▶ **Task objective**
Every line below that holds the string "think" should be copied out.

▶ **Records shown**
------------------------------------
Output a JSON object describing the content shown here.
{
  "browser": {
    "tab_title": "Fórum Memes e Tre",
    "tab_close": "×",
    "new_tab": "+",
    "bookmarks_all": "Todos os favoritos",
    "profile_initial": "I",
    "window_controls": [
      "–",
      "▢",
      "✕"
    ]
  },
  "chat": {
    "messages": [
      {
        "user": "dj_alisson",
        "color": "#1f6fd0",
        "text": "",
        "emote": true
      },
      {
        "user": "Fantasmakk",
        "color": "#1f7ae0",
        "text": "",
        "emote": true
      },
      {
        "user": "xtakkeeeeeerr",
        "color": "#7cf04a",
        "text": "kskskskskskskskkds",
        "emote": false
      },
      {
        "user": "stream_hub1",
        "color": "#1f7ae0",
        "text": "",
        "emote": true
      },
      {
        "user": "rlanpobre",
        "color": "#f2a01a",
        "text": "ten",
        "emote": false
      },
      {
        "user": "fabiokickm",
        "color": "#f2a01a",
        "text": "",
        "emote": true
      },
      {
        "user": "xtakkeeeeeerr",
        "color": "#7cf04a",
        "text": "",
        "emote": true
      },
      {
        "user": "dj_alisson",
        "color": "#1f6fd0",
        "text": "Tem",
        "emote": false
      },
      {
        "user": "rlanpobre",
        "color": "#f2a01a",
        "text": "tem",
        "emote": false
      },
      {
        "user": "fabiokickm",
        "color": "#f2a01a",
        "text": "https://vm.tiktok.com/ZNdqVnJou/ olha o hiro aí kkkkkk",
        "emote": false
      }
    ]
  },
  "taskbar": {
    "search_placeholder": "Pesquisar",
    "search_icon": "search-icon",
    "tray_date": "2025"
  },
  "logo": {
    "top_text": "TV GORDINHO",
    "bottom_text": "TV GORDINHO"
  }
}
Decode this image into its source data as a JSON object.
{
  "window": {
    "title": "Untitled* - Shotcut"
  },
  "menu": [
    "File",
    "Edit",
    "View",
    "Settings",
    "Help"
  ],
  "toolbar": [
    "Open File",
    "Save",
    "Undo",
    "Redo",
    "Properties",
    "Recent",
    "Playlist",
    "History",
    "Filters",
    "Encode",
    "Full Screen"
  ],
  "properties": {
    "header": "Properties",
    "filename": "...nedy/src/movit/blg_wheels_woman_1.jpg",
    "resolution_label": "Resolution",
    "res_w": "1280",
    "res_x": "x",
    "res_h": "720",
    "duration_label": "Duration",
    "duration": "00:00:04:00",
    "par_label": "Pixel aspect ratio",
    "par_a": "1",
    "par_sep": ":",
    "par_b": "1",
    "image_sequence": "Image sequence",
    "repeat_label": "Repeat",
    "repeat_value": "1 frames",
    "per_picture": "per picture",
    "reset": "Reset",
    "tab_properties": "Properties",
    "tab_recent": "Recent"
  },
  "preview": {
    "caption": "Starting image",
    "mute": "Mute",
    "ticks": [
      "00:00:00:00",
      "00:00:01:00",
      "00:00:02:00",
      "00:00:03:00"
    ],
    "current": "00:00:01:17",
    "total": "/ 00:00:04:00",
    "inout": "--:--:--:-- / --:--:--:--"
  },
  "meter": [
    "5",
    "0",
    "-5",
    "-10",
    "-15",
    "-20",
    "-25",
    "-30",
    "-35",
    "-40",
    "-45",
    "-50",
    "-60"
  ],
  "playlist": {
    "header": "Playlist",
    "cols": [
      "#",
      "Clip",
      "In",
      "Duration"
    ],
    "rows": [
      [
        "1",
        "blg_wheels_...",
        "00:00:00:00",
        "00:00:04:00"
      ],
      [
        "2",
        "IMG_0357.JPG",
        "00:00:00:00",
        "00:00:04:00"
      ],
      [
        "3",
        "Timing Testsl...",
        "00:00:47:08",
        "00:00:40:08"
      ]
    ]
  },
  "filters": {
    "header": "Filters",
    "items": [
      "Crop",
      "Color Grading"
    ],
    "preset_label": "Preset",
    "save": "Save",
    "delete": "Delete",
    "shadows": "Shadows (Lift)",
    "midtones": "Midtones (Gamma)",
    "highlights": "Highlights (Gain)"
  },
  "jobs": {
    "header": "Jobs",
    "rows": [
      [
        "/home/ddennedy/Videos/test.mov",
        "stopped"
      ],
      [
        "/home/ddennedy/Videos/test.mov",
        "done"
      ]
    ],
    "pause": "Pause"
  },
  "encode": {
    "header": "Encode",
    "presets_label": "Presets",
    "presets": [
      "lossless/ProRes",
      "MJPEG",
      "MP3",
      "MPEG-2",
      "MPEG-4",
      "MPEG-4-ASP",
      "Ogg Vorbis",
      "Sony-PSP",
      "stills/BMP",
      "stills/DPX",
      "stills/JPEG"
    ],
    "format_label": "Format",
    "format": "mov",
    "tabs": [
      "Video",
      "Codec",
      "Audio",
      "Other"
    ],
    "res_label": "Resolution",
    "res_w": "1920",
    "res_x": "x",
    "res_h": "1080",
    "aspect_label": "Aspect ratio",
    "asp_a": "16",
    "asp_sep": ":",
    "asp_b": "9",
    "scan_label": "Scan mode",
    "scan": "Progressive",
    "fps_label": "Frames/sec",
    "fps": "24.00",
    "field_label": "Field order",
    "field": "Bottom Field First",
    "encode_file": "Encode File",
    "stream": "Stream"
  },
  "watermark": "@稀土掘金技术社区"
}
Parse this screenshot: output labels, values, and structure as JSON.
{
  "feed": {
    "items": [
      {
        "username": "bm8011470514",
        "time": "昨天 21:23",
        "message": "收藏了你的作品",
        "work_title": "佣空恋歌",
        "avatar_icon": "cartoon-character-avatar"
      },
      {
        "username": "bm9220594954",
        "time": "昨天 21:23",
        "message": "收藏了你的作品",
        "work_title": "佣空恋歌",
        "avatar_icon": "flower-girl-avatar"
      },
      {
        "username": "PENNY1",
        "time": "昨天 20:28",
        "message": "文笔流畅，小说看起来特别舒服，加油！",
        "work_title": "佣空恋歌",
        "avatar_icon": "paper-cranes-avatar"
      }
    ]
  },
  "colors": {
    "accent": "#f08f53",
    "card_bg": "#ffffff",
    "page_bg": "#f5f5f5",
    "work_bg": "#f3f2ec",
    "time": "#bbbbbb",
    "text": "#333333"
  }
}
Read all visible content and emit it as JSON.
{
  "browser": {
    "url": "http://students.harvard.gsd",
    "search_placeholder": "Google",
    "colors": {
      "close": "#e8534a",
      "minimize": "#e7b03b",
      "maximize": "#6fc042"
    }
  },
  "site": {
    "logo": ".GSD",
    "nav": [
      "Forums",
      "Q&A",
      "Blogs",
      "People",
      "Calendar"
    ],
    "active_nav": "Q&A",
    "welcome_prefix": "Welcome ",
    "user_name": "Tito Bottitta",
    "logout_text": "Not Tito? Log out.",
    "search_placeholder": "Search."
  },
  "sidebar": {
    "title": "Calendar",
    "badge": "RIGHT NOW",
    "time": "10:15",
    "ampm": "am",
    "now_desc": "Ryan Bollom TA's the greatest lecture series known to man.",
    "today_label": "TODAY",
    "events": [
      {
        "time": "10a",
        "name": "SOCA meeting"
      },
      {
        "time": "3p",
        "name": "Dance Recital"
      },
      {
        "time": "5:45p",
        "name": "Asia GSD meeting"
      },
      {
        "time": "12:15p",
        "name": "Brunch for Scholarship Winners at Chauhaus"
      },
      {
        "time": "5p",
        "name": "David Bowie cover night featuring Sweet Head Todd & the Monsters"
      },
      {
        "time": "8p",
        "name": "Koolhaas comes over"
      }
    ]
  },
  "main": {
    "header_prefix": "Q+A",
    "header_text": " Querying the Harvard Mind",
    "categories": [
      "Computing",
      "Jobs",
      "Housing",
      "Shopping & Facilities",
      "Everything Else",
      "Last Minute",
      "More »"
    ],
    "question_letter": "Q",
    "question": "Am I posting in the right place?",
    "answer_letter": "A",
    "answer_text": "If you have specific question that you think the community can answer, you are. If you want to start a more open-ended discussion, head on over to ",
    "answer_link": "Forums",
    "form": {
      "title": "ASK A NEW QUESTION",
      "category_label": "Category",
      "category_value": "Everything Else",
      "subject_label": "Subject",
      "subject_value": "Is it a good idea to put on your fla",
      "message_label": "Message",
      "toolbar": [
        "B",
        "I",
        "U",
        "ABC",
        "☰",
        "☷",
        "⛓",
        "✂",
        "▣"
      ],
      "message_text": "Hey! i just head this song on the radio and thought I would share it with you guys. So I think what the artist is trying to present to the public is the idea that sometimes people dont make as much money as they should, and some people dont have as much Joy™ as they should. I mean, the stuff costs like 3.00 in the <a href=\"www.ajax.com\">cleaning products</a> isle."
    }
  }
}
------------------------------------
▶ **Expected output**
    "answer_text": "If you have specific question that you think the community can answer, you are. If you want to start a more open-ended discussion, head on over to ",
      "message_text": "Hey! i just head this song on the radio and thought I would share it with you guys. So I think what the artist is trying to present to the public is the idea that sometimes people dont make as much money as they should, and some people dont have as much Joy™ as they should. I mean, the stuff costs like 3.00 in the <a href=\"www.ajax.com\">cleaning products</a> isle."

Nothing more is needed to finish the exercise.